EXERCISE OBJECTIVE: Give the data again exactly as written, skipping any pictures.

= = =

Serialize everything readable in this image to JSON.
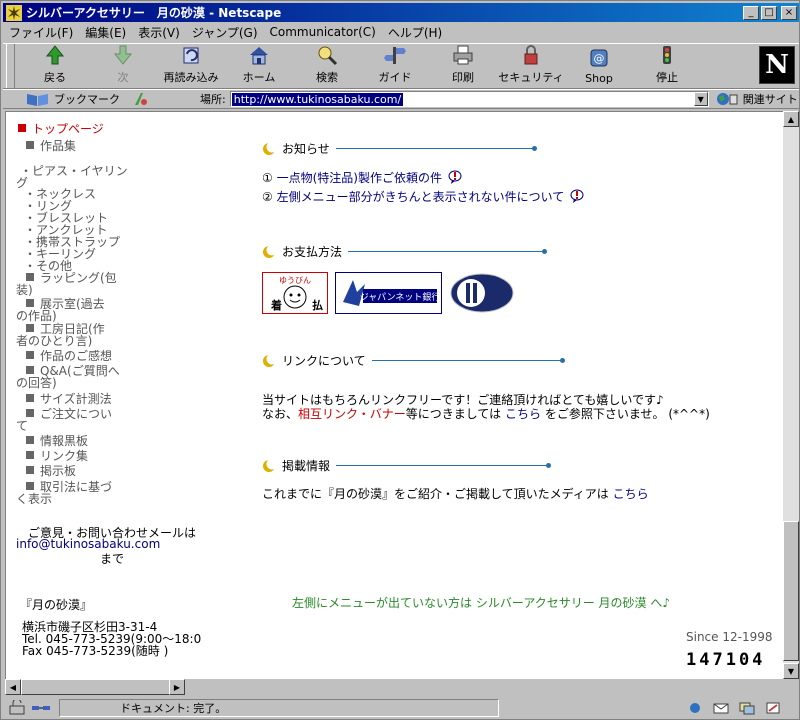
{
  "window": {
    "title": "シルバーアクセサリー　月の砂漠 - Netscape",
    "buttons": {
      "minimize": "_",
      "maximize": "□",
      "close": "×"
    }
  },
  "menu": [
    "ファイル(F)",
    "編集(E)",
    "表示(V)",
    "ジャンプ(G)",
    "Communicator(C)",
    "ヘルプ(H)"
  ],
  "toolbar": {
    "buttons": [
      {
        "label": "戻る",
        "icon": "back-arrow-icon",
        "disabled": false
      },
      {
        "label": "次",
        "icon": "forward-arrow-icon",
        "disabled": true
      },
      {
        "label": "再読み込み",
        "icon": "reload-icon",
        "disabled": false
      },
      {
        "label": "ホーム",
        "icon": "home-icon",
        "disabled": false
      },
      {
        "label": "検索",
        "icon": "search-icon",
        "disabled": false
      },
      {
        "label": "ガイド",
        "icon": "guide-icon",
        "disabled": false
      },
      {
        "label": "印刷",
        "icon": "print-icon",
        "disabled": false
      },
      {
        "label": "セキュリティ",
        "icon": "security-lock-icon",
        "disabled": false
      },
      {
        "label": "Shop",
        "icon": "shop-icon",
        "disabled": false
      },
      {
        "label": "停止",
        "icon": "stop-icon",
        "disabled": false
      }
    ],
    "logo": "N"
  },
  "location": {
    "bookmark_label": "ブックマーク",
    "label": "場所:",
    "url": "http://www.tukinosabaku.com/",
    "related_label": "関連サイト"
  },
  "left_nav": {
    "items": [
      {
        "label": "トップページ",
        "current": true,
        "square": true
      },
      {
        "label": "作品集",
        "current": false,
        "square": true
      },
      {
        "label": "・ピアス・イヤリン",
        "current": false,
        "square": false
      },
      {
        "label": "グ",
        "current": false,
        "square": false
      },
      {
        "label": "・ネックレス",
        "current": false,
        "square": false
      },
      {
        "label": "・リング",
        "current": false,
        "square": false
      },
      {
        "label": "・ブレスレット",
        "current": false,
        "square": false
      },
      {
        "label": "・アンクレット",
        "current": false,
        "square": false
      },
      {
        "label": "・携帯ストラップ",
        "current": false,
        "square": false
      },
      {
        "label": "・キーリング",
        "current": false,
        "square": false
      },
      {
        "label": "・その他",
        "current": false,
        "square": false
      },
      {
        "label": "ラッピング(包",
        "current": false,
        "square": true
      },
      {
        "label": "装)",
        "current": false,
        "square": false
      },
      {
        "label": "展示室(過去",
        "current": false,
        "square": true
      },
      {
        "label": "の作品)",
        "current": false,
        "square": false
      },
      {
        "label": "工房日記(作",
        "current": false,
        "square": true
      },
      {
        "label": "者のひとり言)",
        "current": false,
        "square": false
      },
      {
        "label": "作品のご感想",
        "current": false,
        "square": true
      },
      {
        "label": "Q&A(ご質問へ",
        "current": false,
        "square": true
      },
      {
        "label": "の回答)",
        "current": false,
        "square": false
      },
      {
        "label": "サイズ計測法",
        "current": false,
        "square": true
      },
      {
        "label": "ご注文につい",
        "current": false,
        "square": true
      },
      {
        "label": "て",
        "current": false,
        "square": false
      },
      {
        "label": "情報黒板",
        "current": false,
        "square": true
      },
      {
        "label": "リンク集",
        "current": false,
        "square": true
      },
      {
        "label": "掲示板",
        "current": false,
        "square": true
      },
      {
        "label": "取引法に基づ",
        "current": false,
        "square": true
      },
      {
        "label": "く表示",
        "current": false,
        "square": false
      }
    ],
    "contact_line1": "ご意見・お問い合わせメールは",
    "contact_email": "info@tukinosabaku.com",
    "contact_line3": "まで",
    "shop_name": "『月の砂漠』",
    "address": "横浜市磯子区杉田3-31-4",
    "tel": "Tel. 045-773-5239(9:00〜18:0",
    "fax": "Fax 045-773-5239(随時 )"
  },
  "main": {
    "news_title": "お知らせ",
    "news_items": [
      {
        "num": "①",
        "text": "一点物(特注品)製作ご依頼の件"
      },
      {
        "num": "②",
        "text": "左側メニュー部分がきちんと表示されない件について"
      }
    ],
    "payment_title": "お支払方法",
    "payment_logos": {
      "cod_top": "ゆうびん",
      "cod_left": "着",
      "cod_right": "払",
      "bank": "ジャパンネット銀行"
    },
    "link_title": "リンクについて",
    "link_line1": "当サイトはもちろんリンクフリーです！ご連絡頂ければとても嬉しいです♪",
    "link_line2_a": "なお、",
    "link_line2_red": "相互リンク・バナー",
    "link_line2_b": "等につきましては",
    "link_line2_link": "こちら",
    "link_line2_c": "をご参照下さいませ。 (*^^*)",
    "media_title": "掲載情報",
    "media_line": "これまでに『月の砂漠』をご紹介・ご掲載して頂いたメディアは",
    "media_link": "こちら",
    "menu_notice": "左側にメニューが出ていない方は シルバーアクセサリー 月の砂漠 へ♪",
    "since": "Since 12-1998",
    "counter": "147104"
  },
  "status": {
    "text": "ドキュメント: 完了。"
  }
}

= = =

TASK OUTPUT:
Serialize everything readable in this image to JSON.
{
  "window": {
    "title": "シルバーアクセサリー　月の砂漠 - Netscape",
    "buttons": {
      "minimize": "_",
      "maximize": "□",
      "close": "×"
    }
  },
  "menu": [
    "ファイル(F)",
    "編集(E)",
    "表示(V)",
    "ジャンプ(G)",
    "Communicator(C)",
    "ヘルプ(H)"
  ],
  "toolbar": {
    "buttons": [
      {
        "label": "戻る",
        "icon": "back-arrow-icon",
        "disabled": false
      },
      {
        "label": "次",
        "icon": "forward-arrow-icon",
        "disabled": true
      },
      {
        "label": "再読み込み",
        "icon": "reload-icon",
        "disabled": false
      },
      {
        "label": "ホーム",
        "icon": "home-icon",
        "disabled": false
      },
      {
        "label": "検索",
        "icon": "search-icon",
        "disabled": false
      },
      {
        "label": "ガイド",
        "icon": "guide-icon",
        "disabled": false
      },
      {
        "label": "印刷",
        "icon": "print-icon",
        "disabled": false
      },
      {
        "label": "セキュリティ",
        "icon": "security-lock-icon",
        "disabled": false
      },
      {
        "label": "Shop",
        "icon": "shop-icon",
        "disabled": false
      },
      {
        "label": "停止",
        "icon": "stop-icon",
        "disabled": false
      }
    ],
    "logo": "N"
  },
  "location": {
    "bookmark_label": "ブックマーク",
    "label": "場所:",
    "url": "http://www.tukinosabaku.com/",
    "related_label": "関連サイト"
  },
  "left_nav": {
    "items": [
      {
        "label": "トップページ",
        "current": true,
        "square": true
      },
      {
        "label": "作品集",
        "current": false,
        "square": true
      },
      {
        "label": "・ピアス・イヤリン",
        "current": false,
        "square": false
      },
      {
        "label": "グ",
        "current": false,
        "square": false
      },
      {
        "label": "・ネックレス",
        "current": false,
        "square": false
      },
      {
        "label": "・リング",
        "current": false,
        "square": false
      },
      {
        "label": "・ブレスレット",
        "current": false,
        "square": false
      },
      {
        "label": "・アンクレット",
        "current": false,
        "square": false
      },
      {
        "label": "・携帯ストラップ",
        "current": false,
        "square": false
      },
      {
        "label": "・キーリング",
        "current": false,
        "square": false
      },
      {
        "label": "・その他",
        "current": false,
        "square": false
      },
      {
        "label": "ラッピング(包",
        "current": false,
        "square": true
      },
      {
        "label": "装)",
        "current": false,
        "square": false
      },
      {
        "label": "展示室(過去",
        "current": false,
        "square": true
      },
      {
        "label": "の作品)",
        "current": false,
        "square": false
      },
      {
        "label": "工房日記(作",
        "current": false,
        "square": true
      },
      {
        "label": "者のひとり言)",
        "current": false,
        "square": false
      },
      {
        "label": "作品のご感想",
        "current": false,
        "square": true
      },
      {
        "label": "Q&A(ご質問へ",
        "current": false,
        "square": true
      },
      {
        "label": "の回答)",
        "current": false,
        "square": false
      },
      {
        "label": "サイズ計測法",
        "current": false,
        "square": true
      },
      {
        "label": "ご注文につい",
        "current": false,
        "square": true
      },
      {
        "label": "て",
        "current": false,
        "square": false
      },
      {
        "label": "情報黒板",
        "current": false,
        "square": true
      },
      {
        "label": "リンク集",
        "current": false,
        "square": true
      },
      {
        "label": "掲示板",
        "current": false,
        "square": true
      },
      {
        "label": "取引法に基づ",
        "current": false,
        "square": true
      },
      {
        "label": "く表示",
        "current": false,
        "square": false
      }
    ],
    "contact_line1": "ご意見・お問い合わせメールは",
    "contact_email": "info@tukinosabaku.com",
    "contact_line3": "まで",
    "shop_name": "『月の砂漠』",
    "address": "横浜市磯子区杉田3-31-4",
    "tel": "Tel. 045-773-5239(9:00〜18:0",
    "fax": "Fax 045-773-5239(随時 )"
  },
  "main": {
    "news_title": "お知らせ",
    "news_items": [
      {
        "num": "①",
        "text": "一点物(特注品)製作ご依頼の件"
      },
      {
        "num": "②",
        "text": "左側メニュー部分がきちんと表示されない件について"
      }
    ],
    "payment_title": "お支払方法",
    "payment_logos": {
      "cod_top": "ゆうびん",
      "cod_left": "着",
      "cod_right": "払",
      "bank": "ジャパンネット銀行"
    },
    "link_title": "リンクについて",
    "link_line1": "当サイトはもちろんリンクフリーです！ご連絡頂ければとても嬉しいです♪",
    "link_line2_a": "なお、",
    "link_line2_red": "相互リンク・バナー",
    "link_line2_b": "等につきましては",
    "link_line2_link": "こちら",
    "link_line2_c": "をご参照下さいませ。 (*^^*)",
    "media_title": "掲載情報",
    "media_line": "これまでに『月の砂漠』をご紹介・ご掲載して頂いたメディアは",
    "media_link": "こちら",
    "menu_notice": "左側にメニューが出ていない方は シルバーアクセサリー 月の砂漠 へ♪",
    "since": "Since 12-1998",
    "counter": "147104"
  },
  "status": {
    "text": "ドキュメント: 完了。"
  }
}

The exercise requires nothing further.